SOURCE EXTRACT:
We thus retain our OUTPERFORM rating on the stock.
● We make adjustments to our model to account for recent equity
issuance. As a result, our EPS goes down 7% over FY11-13, and
our target price falls to Rs760
Strong growth continues
Everonn reported strong Dec-10 quarter results with revenue up 44%
YoY (4% below estimates). Margins expanded a sharp 300 bps QoQ
to 38% (versus our expectation of a 300 bp decline). Thus, EBITDA
grew 57% YoY and came in 11% ahead of estimates. Margin surprise
flowed down to the bottom line with profits beating estimates by 15%.
A look at the segment details shows that growth was driven by the
ViTELS segment, while ICT remained muted. This shift in mix (ViTELS
is the higher margin segment) along with margin increase in ViTELS
led to overall EBITDA margin expansion.
Classroom penetration continues to rise
Growth in schools in the iSchool segment was strong, with 140
schools added (the quarter-end number was up 54% YoY). Additions
to the college segment were lacklustre with only 63 colleges added
(the QE number rose 34%). We believe this weakness in college
additions is temporary and expect a return to growth from the current
quarter.

DIRECTIVE A:
Could you restate the Everonn report starting at "A look at the" and ending at "EBITDA margin expansion.", with "muted" swapped for "subdued"?
The listing that follows has no connection to the Everonn report.

RECORDS FOR THIS EXERCISE:
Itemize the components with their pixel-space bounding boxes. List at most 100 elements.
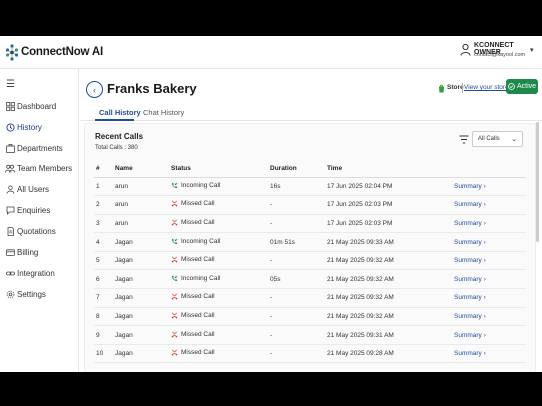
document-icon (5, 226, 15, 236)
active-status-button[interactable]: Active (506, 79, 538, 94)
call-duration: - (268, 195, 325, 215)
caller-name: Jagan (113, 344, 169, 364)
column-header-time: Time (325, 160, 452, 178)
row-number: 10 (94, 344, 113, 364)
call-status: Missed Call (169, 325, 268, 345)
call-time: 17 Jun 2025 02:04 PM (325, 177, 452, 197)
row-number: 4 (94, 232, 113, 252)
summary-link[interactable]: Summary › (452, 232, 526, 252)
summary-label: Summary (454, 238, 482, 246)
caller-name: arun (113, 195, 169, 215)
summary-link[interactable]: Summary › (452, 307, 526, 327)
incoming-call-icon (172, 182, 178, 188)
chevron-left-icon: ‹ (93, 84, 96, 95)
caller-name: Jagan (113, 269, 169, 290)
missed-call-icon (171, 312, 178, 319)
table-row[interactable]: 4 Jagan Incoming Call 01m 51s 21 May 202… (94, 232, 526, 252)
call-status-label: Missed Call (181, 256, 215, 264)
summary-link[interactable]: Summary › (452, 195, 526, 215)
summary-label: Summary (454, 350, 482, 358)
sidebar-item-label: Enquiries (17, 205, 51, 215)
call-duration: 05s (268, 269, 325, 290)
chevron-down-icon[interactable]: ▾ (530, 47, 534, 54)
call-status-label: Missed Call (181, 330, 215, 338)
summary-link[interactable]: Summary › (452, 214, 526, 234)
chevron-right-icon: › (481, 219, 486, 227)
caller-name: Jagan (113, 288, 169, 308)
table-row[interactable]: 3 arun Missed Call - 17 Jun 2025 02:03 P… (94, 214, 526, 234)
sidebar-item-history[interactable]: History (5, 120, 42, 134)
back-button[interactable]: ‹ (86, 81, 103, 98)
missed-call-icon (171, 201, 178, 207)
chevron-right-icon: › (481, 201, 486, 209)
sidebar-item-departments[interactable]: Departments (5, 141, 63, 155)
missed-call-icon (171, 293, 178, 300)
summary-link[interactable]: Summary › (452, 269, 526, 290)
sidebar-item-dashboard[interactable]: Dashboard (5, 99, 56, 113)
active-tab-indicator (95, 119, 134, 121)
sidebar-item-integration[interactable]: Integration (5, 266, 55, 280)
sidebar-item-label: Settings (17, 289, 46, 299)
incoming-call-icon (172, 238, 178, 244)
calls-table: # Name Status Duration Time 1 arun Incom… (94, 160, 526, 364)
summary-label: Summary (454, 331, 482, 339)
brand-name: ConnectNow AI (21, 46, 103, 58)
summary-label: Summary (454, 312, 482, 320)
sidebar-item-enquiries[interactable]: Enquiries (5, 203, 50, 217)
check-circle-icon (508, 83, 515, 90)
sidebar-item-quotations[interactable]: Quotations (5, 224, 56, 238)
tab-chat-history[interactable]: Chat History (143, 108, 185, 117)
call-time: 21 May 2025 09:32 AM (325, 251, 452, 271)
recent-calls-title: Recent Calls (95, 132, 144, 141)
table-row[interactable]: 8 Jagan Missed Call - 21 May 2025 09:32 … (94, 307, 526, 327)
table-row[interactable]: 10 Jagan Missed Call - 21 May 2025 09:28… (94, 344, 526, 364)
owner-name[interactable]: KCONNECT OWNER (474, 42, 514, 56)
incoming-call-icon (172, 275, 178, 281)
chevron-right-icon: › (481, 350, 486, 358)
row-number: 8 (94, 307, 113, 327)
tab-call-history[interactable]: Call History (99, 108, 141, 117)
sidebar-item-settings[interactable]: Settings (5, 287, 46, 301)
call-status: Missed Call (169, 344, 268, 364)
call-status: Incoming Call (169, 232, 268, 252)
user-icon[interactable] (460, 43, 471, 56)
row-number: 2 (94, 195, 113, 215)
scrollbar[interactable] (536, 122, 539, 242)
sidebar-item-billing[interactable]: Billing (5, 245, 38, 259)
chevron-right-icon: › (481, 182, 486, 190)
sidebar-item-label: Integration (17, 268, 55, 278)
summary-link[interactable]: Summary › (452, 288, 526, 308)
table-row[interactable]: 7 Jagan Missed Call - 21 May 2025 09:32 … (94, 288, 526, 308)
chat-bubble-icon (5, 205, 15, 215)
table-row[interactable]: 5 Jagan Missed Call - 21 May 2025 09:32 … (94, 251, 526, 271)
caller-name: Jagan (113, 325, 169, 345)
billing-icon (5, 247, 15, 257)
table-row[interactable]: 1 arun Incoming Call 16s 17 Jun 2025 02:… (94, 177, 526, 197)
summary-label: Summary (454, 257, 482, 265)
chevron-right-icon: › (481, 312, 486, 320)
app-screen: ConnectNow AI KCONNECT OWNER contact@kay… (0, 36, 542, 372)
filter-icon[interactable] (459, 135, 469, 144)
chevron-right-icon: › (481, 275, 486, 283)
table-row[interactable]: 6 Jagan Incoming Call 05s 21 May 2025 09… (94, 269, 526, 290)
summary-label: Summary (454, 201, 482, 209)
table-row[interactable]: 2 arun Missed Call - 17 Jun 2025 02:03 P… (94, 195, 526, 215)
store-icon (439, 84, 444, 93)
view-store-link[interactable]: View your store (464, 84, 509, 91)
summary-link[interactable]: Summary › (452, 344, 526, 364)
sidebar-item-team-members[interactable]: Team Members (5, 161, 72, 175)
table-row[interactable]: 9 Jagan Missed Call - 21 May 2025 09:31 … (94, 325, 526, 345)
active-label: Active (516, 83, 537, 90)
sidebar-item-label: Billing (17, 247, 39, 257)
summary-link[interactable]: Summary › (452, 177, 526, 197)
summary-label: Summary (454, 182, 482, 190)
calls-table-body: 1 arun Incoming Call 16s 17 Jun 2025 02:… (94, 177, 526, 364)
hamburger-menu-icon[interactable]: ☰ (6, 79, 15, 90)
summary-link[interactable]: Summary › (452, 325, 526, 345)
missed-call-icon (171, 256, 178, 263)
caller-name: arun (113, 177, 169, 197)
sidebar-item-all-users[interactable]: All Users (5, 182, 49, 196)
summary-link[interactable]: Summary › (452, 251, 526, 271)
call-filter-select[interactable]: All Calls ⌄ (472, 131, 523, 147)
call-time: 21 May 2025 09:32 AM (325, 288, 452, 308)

--

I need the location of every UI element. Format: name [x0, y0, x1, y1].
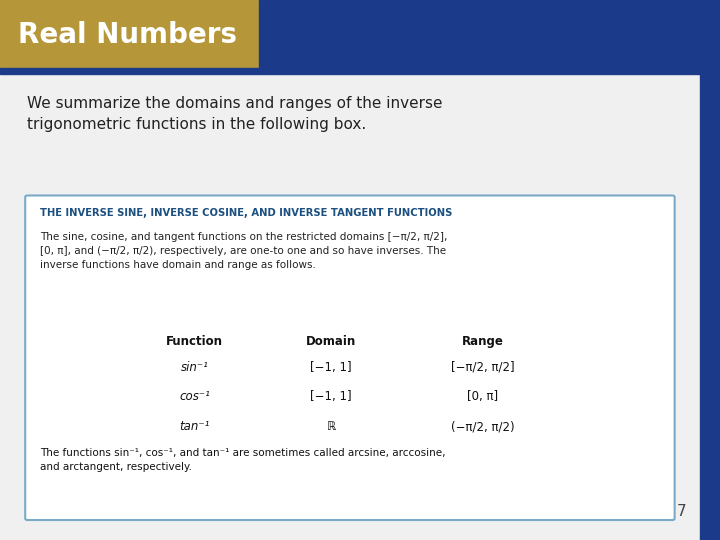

DIRECTIVE B:
Would you recast the first listing as a numbered list, starting at the line that contains "Itemize the components" and ending at the line that contains "table-row[interactable]: 3 arun", with blank lines and the picture left out?

FINAL ANSWER A:
A look at the segment details shows that growth was driven by the
ViTELS segment, while ICT remained subdued. This shift in mix (ViTELS
is the higher margin segment) along with margin increase in ViTELS
led to overall EBITDA margin expansion.

FINAL ANSWER B:
1. Itemize the components with their pixel-space bounding boxes. List at most 100 elements.
2. document-icon (5, 226, 15, 236)
3. active-status-button[interactable]: Active (506, 79, 538, 94)
4. call-duration: - (268, 195, 325, 215)
5. caller-name: Jagan (113, 344, 169, 364)
6. column-header-time: Time (325, 160, 452, 178)
7. row-number: 10 (94, 344, 113, 364)
8. call-status: Missed Call (169, 325, 268, 345)
9. call-time: 17 Jun 2025 02:04 PM (325, 177, 452, 197)
10. row-number: 4 (94, 232, 113, 252)
11. summary-link[interactable]: Summary › (452, 232, 526, 252)
12. summary-label: Summary (454, 238, 482, 246)
13. caller-name: arun (113, 195, 169, 215)
14. summary-link[interactable]: Summary › (452, 307, 526, 327)
15. incoming-call-icon (172, 182, 178, 188)
16. chevron-left-icon: ‹ (93, 84, 96, 95)
17. caller-name: Jagan (113, 269, 169, 290)
18. missed-call-icon (171, 312, 178, 319)
19. table-row[interactable]: 4 Jagan Incoming Call 01m 51s 21 May 202… (94, 232, 526, 252)
20. call-status-label: Missed Call (181, 256, 215, 264)
21. summary-link[interactable]: Summary › (452, 195, 526, 215)
22. summary-label: Summary (454, 350, 482, 358)
23. sidebar-item-label: Enquiries (17, 205, 51, 215)
24. call-duration: 05s (268, 269, 325, 290)
25. chevron-down-icon[interactable]: ▾ (530, 47, 534, 54)
26. call-status-label: Missed Call (181, 330, 215, 338)
27. summary-link[interactable]: Summary › (452, 214, 526, 234)
28. chevron-right-icon: › (481, 219, 486, 227)
29. caller-name: Jagan (113, 288, 169, 308)
30. table-row[interactable]: 3 arun Missed Call - 17 Jun 2025 02:03 P… (94, 214, 526, 234)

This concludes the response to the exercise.